Source extract:

Editor’s Note: San Francisco’s KPIX 5 — the Bay Area’s first television station — is celebrating its 70th anniversary this month. It first went on the air on Dec. 22, 1948. Below is a colorful and very entertaining look back at the station’s history and its place in Bay Area history. This KPIX article was originally written for the station’s website. All of us at the San Francisco/Northern California Chapter of The National Academy of Television Arts & Sciences salute KPIX for its seven decades of outstanding television broadcasting.
This year, KPIX is celebrating a major milestone. KPIX was the first television broadcasting station in Northern California and the 49th in the nation. Channel 5 went on the air with its inaugural broadcast 70 years ago on Dec. 22, 1948.
The station has shared a lot of history and memories with Bay Area viewers and its story begins where the cable cars climb.
At Mason and California streets on San Francisco’s historic Nob Hill sits the Intercontinental Mark Hopkins, one of the most prestigious hotels in the world.
More than 300 feet up, no matter where you look, the view is breathtaking. Seventy years ago, it was the highest point in downtown San Francisco. Above the famous “Top of the Mark,” there is an attic and that’s where Channel 5 began.

Your goal: Restate the passage of the KPIX anniversary piece that starts with the words containing "Editor’s Note: San" and ends with "cable cars climb.", swapping "milestone" for "landmark".

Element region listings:
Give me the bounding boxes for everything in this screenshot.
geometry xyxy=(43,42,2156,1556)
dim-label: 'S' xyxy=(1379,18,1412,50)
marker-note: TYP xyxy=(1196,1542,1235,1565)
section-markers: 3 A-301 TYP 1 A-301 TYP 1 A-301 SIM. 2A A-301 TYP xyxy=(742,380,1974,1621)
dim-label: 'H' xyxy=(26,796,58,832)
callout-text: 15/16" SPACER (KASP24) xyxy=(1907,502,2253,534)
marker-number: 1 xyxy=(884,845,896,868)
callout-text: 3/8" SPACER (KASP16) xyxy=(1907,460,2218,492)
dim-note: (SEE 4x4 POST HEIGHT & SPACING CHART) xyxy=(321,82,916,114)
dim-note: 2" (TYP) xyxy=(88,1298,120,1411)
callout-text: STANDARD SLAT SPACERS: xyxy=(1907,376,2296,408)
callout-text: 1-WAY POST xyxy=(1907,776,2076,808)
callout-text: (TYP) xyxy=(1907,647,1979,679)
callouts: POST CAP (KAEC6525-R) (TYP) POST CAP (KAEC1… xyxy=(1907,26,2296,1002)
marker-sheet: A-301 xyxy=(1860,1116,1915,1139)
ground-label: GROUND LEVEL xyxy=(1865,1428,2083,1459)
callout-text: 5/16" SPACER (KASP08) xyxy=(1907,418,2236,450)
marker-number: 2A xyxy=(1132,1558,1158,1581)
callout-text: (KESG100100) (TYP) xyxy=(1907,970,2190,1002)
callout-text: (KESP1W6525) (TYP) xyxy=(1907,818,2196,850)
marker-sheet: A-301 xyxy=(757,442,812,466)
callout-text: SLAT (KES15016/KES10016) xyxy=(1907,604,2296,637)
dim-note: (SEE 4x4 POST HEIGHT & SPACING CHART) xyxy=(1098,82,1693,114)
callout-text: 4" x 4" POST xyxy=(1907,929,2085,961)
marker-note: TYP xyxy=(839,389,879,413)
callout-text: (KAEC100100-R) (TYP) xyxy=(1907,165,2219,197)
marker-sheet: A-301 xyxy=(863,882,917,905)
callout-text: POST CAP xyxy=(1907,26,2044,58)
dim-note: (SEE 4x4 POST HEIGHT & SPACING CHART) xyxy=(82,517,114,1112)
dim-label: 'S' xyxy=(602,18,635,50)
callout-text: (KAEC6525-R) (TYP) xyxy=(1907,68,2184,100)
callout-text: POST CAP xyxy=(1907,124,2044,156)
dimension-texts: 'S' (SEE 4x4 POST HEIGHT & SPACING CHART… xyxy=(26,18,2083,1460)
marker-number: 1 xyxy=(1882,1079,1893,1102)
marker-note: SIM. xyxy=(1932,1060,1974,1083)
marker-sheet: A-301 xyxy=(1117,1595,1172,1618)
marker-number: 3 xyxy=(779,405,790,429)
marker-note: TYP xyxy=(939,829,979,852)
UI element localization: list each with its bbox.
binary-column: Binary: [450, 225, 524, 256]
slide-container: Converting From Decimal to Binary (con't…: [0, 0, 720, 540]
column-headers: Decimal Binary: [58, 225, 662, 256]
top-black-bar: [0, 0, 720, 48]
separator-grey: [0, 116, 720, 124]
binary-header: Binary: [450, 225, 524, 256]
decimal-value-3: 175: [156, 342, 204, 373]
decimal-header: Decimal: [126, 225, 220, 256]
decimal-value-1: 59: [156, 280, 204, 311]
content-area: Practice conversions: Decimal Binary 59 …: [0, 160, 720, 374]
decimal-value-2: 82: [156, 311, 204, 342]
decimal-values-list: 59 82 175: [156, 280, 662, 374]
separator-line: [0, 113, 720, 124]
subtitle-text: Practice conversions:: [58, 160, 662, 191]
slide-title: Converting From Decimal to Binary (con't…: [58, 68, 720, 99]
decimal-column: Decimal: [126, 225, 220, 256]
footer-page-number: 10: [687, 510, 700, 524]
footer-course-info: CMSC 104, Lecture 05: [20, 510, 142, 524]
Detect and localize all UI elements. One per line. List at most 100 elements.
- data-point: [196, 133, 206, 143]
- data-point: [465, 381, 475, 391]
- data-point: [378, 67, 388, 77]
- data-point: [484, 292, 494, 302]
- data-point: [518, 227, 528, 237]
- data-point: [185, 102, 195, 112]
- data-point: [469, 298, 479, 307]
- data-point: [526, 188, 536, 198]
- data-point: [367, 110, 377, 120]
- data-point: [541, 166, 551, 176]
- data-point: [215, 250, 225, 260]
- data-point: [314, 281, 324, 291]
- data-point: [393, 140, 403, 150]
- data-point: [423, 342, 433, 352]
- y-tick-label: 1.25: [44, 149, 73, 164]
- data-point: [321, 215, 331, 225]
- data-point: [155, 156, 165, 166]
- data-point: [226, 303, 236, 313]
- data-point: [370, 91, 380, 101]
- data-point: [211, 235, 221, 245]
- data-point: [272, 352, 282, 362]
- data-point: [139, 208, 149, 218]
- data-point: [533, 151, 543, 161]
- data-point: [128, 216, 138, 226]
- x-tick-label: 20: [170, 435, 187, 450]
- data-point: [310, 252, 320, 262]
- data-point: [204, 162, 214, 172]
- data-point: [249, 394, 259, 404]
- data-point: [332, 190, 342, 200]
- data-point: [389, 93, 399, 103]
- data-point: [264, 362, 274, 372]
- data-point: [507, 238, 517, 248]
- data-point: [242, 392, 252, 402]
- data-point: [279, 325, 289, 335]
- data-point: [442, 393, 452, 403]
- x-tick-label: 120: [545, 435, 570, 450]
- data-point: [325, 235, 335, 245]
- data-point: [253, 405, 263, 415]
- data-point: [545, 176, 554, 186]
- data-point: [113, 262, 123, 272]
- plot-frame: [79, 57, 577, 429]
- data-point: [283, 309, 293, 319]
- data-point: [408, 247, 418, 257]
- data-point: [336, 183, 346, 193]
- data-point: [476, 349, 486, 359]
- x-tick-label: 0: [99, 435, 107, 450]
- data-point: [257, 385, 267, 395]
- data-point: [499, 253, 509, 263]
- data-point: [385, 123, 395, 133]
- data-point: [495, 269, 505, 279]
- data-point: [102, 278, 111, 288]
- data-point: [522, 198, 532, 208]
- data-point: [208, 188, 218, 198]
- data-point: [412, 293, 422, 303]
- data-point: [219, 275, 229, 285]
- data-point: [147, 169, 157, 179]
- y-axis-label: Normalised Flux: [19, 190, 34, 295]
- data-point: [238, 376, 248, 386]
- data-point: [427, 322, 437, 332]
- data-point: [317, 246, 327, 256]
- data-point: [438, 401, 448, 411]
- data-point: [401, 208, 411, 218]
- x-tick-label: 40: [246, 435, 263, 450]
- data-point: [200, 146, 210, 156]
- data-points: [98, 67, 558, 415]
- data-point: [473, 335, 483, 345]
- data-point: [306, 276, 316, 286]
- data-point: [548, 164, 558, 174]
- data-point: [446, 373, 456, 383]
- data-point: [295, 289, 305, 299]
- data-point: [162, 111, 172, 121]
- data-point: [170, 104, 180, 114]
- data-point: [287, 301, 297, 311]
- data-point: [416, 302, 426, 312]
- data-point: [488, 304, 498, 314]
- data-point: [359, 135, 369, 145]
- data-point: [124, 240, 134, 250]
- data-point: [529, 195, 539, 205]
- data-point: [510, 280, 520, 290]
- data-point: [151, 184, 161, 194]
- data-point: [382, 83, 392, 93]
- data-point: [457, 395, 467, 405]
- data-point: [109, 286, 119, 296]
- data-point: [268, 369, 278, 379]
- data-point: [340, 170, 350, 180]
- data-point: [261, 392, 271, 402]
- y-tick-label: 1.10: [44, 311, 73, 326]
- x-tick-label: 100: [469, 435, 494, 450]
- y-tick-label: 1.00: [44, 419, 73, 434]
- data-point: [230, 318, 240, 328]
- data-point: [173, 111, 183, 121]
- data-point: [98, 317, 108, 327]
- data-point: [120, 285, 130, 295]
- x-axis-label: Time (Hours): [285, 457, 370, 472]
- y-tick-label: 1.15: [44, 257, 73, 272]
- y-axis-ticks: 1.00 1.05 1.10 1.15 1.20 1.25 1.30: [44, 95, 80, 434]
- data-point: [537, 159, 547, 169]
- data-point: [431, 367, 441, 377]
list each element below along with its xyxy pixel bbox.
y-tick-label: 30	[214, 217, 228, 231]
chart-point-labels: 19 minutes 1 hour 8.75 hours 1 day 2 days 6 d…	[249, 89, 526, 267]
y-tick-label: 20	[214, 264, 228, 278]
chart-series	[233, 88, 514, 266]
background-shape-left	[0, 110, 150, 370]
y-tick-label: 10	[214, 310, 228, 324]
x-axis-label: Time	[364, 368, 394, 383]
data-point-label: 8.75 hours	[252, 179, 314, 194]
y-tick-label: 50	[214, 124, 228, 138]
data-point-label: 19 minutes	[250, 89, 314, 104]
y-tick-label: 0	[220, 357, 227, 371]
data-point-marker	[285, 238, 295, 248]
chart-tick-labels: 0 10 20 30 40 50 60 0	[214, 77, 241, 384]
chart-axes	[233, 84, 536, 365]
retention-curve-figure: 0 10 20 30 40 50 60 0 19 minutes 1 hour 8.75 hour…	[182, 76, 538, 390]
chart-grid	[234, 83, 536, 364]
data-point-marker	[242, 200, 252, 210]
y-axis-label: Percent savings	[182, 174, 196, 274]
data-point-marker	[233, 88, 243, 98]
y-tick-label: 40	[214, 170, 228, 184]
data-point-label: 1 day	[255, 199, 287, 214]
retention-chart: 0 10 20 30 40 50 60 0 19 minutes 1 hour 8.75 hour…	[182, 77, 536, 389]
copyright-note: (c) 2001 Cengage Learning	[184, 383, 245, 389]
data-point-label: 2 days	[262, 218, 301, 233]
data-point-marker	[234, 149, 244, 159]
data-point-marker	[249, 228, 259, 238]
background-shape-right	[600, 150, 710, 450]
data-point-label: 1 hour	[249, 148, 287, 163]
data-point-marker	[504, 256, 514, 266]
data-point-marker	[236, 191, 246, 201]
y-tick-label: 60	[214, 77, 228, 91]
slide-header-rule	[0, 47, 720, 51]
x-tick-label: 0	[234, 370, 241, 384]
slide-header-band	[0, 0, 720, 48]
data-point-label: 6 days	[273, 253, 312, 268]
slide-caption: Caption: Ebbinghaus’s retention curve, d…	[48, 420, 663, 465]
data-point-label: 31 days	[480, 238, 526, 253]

Response for this exercise:
Editor’s Note: San Francisco’s KPIX 5 — the Bay Area’s first television station — is celebrating its 70th anniversary this month. It first went on the air on Dec. 22, 1948. Below is a colorful and very entertaining look back at the station’s history and its place in Bay Area history. This KPIX article was originally written for the station’s website. All of us at the San Francisco/Northern California Chapter of The National Academy of Television Arts & Sciences salute KPIX for its seven decades of outstanding television broadcasting.
This year, KPIX is celebrating a major landmark. KPIX was the first television broadcasting station in Northern California and the 49th in the nation. Channel 5 went on the air with its inaugural broadcast 70 years ago on Dec. 22, 1948.
The station has shared a lot of history and memories with Bay Area viewers and its story begins where the cable cars climb.